▶ _TASK PROMPT_:
Examine the material below. Gather every line in which the string "Doch" appears.

▶ _EXERCISE MATERIAL_:
+++++
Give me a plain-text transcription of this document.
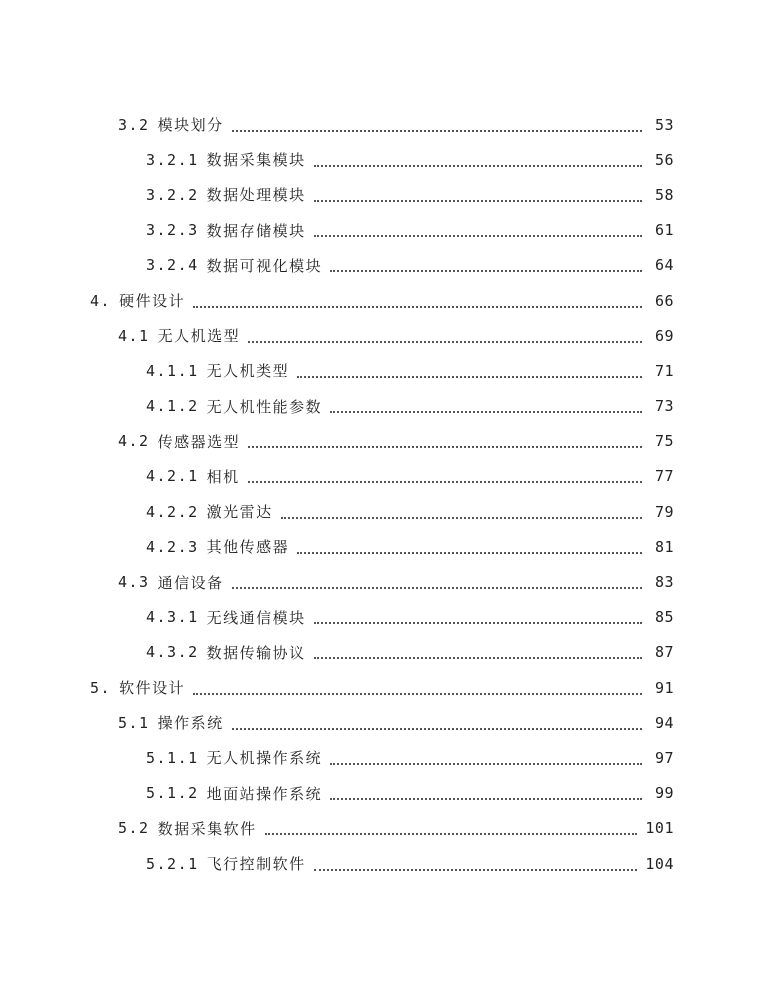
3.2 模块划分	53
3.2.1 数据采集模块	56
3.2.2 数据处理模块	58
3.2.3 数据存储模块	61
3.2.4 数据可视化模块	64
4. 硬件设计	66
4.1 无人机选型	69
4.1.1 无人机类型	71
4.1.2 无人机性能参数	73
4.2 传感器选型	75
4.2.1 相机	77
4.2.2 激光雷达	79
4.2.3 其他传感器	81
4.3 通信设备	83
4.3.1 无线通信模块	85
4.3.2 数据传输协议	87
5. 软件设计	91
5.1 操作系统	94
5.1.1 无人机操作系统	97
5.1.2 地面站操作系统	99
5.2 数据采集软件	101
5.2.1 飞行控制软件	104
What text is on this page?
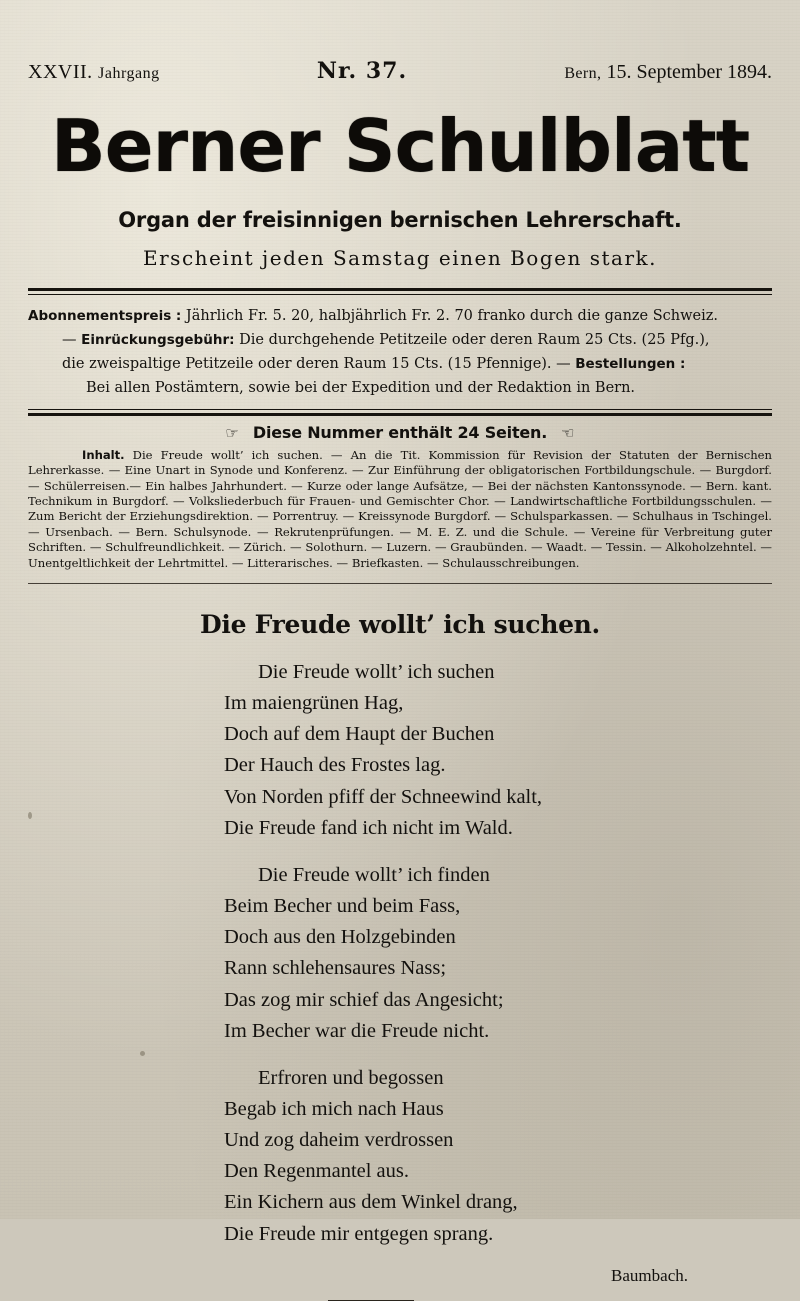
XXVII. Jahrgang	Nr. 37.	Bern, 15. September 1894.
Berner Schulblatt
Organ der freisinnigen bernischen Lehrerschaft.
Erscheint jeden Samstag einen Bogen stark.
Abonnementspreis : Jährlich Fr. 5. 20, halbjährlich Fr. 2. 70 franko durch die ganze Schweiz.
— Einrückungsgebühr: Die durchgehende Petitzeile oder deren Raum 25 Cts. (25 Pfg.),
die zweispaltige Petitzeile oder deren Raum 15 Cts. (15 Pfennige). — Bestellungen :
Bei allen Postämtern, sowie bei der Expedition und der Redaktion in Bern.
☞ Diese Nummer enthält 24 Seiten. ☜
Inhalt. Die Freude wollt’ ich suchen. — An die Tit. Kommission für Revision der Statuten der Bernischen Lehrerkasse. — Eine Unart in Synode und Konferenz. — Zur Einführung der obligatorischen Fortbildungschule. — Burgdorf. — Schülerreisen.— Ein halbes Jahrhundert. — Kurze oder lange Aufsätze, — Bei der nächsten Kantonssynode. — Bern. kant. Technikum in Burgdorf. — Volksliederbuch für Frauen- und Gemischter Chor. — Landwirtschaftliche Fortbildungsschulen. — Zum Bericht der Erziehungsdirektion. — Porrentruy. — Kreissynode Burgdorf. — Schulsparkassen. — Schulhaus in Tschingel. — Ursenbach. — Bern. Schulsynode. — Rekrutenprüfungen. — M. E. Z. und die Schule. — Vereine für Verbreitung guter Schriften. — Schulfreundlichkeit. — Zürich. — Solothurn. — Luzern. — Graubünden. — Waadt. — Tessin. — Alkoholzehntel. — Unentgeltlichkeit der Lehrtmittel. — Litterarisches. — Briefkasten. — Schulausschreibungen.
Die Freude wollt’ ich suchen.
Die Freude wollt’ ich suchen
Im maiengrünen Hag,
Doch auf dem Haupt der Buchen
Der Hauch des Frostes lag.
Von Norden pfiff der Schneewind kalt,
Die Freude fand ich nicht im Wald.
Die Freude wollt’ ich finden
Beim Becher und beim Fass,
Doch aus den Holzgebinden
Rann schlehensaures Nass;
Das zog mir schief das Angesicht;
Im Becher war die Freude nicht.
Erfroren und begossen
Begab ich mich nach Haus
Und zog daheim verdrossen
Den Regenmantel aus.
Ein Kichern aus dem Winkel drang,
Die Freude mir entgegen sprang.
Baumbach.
+++++
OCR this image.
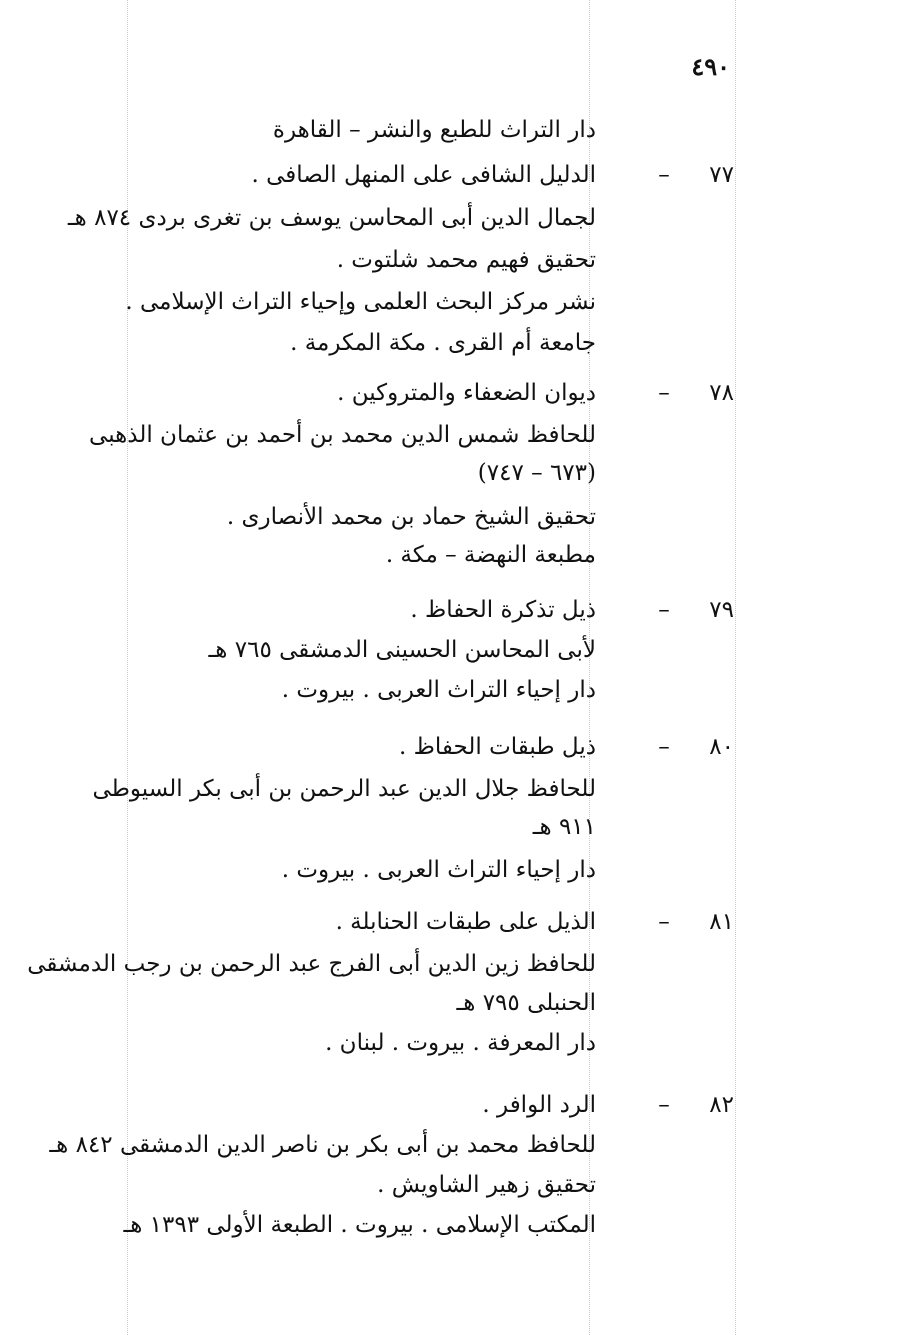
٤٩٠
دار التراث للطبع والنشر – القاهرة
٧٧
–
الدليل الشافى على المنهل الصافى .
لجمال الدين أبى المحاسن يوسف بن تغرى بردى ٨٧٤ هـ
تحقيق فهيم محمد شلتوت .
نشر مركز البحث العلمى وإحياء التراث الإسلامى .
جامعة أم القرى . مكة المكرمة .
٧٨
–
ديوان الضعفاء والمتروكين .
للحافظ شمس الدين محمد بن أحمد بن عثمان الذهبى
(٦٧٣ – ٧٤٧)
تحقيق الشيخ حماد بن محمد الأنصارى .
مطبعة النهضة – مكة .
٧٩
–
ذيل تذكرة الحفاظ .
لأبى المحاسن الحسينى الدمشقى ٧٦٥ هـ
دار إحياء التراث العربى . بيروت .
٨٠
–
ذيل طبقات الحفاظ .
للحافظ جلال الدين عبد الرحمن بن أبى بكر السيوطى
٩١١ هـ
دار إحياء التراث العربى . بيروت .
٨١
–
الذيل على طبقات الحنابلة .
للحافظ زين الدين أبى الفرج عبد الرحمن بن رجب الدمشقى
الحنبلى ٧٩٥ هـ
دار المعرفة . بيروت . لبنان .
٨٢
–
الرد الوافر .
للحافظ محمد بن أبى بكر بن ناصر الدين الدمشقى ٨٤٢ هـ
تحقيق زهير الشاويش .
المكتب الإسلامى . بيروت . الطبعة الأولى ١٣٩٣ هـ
+++++
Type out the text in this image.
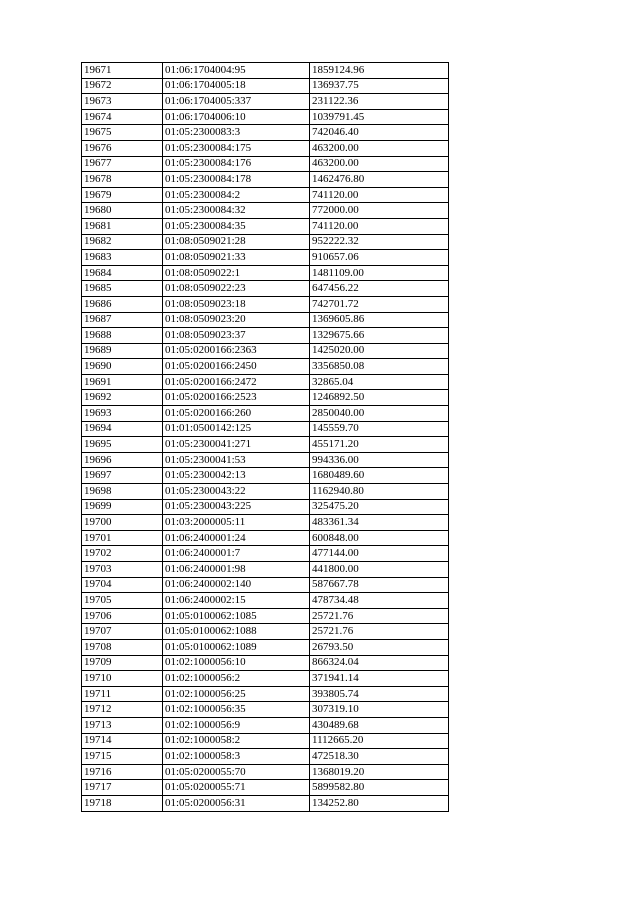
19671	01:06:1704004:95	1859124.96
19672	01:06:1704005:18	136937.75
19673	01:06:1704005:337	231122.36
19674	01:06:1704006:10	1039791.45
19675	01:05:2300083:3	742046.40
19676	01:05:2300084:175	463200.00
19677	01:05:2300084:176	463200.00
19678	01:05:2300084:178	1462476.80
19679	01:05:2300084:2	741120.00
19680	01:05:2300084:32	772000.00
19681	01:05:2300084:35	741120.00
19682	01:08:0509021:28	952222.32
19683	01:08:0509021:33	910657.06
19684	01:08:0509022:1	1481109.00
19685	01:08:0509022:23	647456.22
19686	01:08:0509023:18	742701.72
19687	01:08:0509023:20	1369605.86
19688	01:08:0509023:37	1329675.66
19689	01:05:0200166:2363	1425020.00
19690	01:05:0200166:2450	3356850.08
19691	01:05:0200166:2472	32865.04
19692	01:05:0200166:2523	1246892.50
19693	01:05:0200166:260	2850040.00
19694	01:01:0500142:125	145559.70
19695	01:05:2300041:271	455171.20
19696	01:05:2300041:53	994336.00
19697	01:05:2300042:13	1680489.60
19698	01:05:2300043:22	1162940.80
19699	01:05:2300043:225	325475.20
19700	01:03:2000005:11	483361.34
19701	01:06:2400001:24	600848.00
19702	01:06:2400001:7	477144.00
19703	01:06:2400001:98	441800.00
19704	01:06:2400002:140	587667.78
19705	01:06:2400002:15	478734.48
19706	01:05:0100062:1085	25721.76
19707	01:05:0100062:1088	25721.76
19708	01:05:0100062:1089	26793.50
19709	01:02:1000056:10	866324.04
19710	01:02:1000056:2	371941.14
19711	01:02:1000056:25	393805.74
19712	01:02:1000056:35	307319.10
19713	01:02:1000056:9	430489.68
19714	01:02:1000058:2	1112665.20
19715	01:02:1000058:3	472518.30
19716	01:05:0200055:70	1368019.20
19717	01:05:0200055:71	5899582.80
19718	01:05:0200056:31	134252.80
+++++
▶ _CORRECT RESPONSE_:
Doch auf dem Haupt der Buchen
Doch aus den Holzgebinden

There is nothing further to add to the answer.